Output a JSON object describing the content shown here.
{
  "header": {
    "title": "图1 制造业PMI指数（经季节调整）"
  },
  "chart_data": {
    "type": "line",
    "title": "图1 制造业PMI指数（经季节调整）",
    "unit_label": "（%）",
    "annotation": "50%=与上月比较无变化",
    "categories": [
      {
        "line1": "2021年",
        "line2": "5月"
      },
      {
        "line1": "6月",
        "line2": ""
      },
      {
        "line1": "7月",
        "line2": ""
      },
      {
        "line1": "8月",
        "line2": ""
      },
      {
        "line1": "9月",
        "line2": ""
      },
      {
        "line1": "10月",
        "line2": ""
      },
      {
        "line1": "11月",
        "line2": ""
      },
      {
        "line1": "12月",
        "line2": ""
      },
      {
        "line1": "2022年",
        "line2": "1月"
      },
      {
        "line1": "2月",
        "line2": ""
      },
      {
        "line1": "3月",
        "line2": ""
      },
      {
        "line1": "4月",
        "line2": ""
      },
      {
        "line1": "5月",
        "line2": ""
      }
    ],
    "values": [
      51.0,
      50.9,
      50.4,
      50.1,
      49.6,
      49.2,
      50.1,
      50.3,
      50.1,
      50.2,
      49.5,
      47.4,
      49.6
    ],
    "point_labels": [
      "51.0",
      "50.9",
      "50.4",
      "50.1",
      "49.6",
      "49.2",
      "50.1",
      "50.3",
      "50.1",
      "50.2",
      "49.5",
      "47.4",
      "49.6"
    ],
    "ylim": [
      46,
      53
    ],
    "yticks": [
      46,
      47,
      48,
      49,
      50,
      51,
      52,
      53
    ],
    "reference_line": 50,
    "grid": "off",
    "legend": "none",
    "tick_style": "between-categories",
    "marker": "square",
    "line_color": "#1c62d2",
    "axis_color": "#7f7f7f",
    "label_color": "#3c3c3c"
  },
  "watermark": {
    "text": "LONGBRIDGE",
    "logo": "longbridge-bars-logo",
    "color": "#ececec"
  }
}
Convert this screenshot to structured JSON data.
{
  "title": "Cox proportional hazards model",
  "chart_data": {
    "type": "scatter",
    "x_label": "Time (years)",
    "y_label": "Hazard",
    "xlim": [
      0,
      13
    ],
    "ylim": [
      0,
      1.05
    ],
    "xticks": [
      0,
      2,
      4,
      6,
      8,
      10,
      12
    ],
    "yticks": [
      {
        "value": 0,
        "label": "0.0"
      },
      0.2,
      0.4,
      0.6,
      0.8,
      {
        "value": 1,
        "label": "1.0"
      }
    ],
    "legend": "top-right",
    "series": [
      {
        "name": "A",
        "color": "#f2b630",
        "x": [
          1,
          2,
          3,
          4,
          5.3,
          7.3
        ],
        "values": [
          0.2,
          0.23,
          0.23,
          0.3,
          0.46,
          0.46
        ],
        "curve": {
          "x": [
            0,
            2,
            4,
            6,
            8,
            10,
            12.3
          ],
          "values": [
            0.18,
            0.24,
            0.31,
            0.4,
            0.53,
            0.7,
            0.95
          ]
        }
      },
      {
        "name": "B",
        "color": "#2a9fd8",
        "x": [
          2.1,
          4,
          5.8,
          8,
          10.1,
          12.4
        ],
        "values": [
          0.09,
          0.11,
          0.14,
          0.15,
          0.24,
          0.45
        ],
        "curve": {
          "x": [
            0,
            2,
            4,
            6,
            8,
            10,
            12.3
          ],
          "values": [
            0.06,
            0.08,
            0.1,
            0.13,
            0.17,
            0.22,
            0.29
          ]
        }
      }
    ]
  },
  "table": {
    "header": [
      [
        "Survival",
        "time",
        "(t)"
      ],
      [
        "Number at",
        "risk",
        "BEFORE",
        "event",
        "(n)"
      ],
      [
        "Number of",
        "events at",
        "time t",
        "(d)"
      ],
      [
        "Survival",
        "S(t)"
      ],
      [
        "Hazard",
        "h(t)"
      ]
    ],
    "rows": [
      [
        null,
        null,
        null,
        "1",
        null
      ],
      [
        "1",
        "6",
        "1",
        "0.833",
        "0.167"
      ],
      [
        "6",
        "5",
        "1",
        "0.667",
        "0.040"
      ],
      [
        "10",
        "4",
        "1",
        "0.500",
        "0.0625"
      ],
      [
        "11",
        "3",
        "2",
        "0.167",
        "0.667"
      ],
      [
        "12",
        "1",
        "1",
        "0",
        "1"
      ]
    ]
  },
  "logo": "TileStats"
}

⁂

_PROBLEM TO SOLVE_
Every record shown above should be written out again exactly.

_SOLUTION TO THIS EXERCISE_
Output a JSON object describing the content shown here.
{
  "header": {
    "title": "图1 制造业PMI指数（经季节调整）"
  },
  "chart_data": {
    "type": "line",
    "title": "图1 制造业PMI指数（经季节调整）",
    "unit_label": "（%）",
    "annotation": "50%=与上月比较无变化",
    "categories": [
      {
        "line1": "2021年",
        "line2": "5月"
      },
      {
        "line1": "6月",
        "line2": ""
      },
      {
        "line1": "7月",
        "line2": ""
      },
      {
        "line1": "8月",
        "line2": ""
      },
      {
        "line1": "9月",
        "line2": ""
      },
      {
        "line1": "10月",
        "line2": ""
      },
      {
        "line1": "11月",
        "line2": ""
      },
      {
        "line1": "12月",
        "line2": ""
      },
      {
        "line1": "2022年",
        "line2": "1月"
      },
      {
        "line1": "2月",
        "line2": ""
      },
      {
        "line1": "3月",
        "line2": ""
      },
      {
        "line1": "4月",
        "line2": ""
      },
      {
        "line1": "5月",
        "line2": ""
      }
    ],
    "values": [
      51.0,
      50.9,
      50.4,
      50.1,
      49.6,
      49.2,
      50.1,
      50.3,
      50.1,
      50.2,
      49.5,
      47.4,
      49.6
    ],
    "point_labels": [
      "51.0",
      "50.9",
      "50.4",
      "50.1",
      "49.6",
      "49.2",
      "50.1",
      "50.3",
      "50.1",
      "50.2",
      "49.5",
      "47.4",
      "49.6"
    ],
    "ylim": [
      46,
      53
    ],
    "yticks": [
      46,
      47,
      48,
      49,
      50,
      51,
      52,
      53
    ],
    "reference_line": 50,
    "grid": "off",
    "legend": "none",
    "tick_style": "between-categories",
    "marker": "square",
    "line_color": "#1c62d2",
    "axis_color": "#7f7f7f",
    "label_color": "#3c3c3c"
  },
  "watermark": {
    "text": "LONGBRIDGE",
    "logo": "longbridge-bars-logo",
    "color": "#ececec"
  }
}
Convert this screenshot to structured JSON data.
{
  "title": "Cox proportional hazards model",
  "chart_data": {
    "type": "scatter",
    "x_label": "Time (years)",
    "y_label": "Hazard",
    "xlim": [
      0,
      13
    ],
    "ylim": [
      0,
      1.05
    ],
    "xticks": [
      0,
      2,
      4,
      6,
      8,
      10,
      12
    ],
    "yticks": [
      {
        "value": 0,
        "label": "0.0"
      },
      0.2,
      0.4,
      0.6,
      0.8,
      {
        "value": 1,
        "label": "1.0"
      }
    ],
    "legend": "top-right",
    "series": [
      {
        "name": "A",
        "color": "#f2b630",
        "x": [
          1,
          2,
          3,
          4,
          5.3,
          7.3
        ],
        "values": [
          0.2,
          0.23,
          0.23,
          0.3,
          0.46,
          0.46
        ],
        "curve": {
          "x": [
            0,
            2,
            4,
            6,
            8,
            10,
            12.3
          ],
          "values": [
            0.18,
            0.24,
            0.31,
            0.4,
            0.53,
            0.7,
            0.95
          ]
        }
      },
      {
        "name": "B",
        "color": "#2a9fd8",
        "x": [
          2.1,
          4,
          5.8,
          8,
          10.1,
          12.4
        ],
        "values": [
          0.09,
          0.11,
          0.14,
          0.15,
          0.24,
          0.45
        ],
        "curve": {
          "x": [
            0,
            2,
            4,
            6,
            8,
            10,
            12.3
          ],
          "values": [
            0.06,
            0.08,
            0.1,
            0.13,
            0.17,
            0.22,
            0.29
          ]
        }
      }
    ]
  },
  "table": {
    "header": [
      [
        "Survival",
        "time",
        "(t)"
      ],
      [
        "Number at",
        "risk",
        "BEFORE",
        "event",
        "(n)"
      ],
      [
        "Number of",
        "events at",
        "time t",
        "(d)"
      ],
      [
        "Survival",
        "S(t)"
      ],
      [
        "Hazard",
        "h(t)"
      ]
    ],
    "rows": [
      [
        null,
        null,
        null,
        "1",
        null
      ],
      [
        "1",
        "6",
        "1",
        "0.833",
        "0.167"
      ],
      [
        "6",
        "5",
        "1",
        "0.667",
        "0.040"
      ],
      [
        "10",
        "4",
        "1",
        "0.500",
        "0.0625"
      ],
      [
        "11",
        "3",
        "2",
        "0.167",
        "0.667"
      ],
      [
        "12",
        "1",
        "1",
        "0",
        "1"
      ]
    ]
  },
  "logo": "TileStats"
}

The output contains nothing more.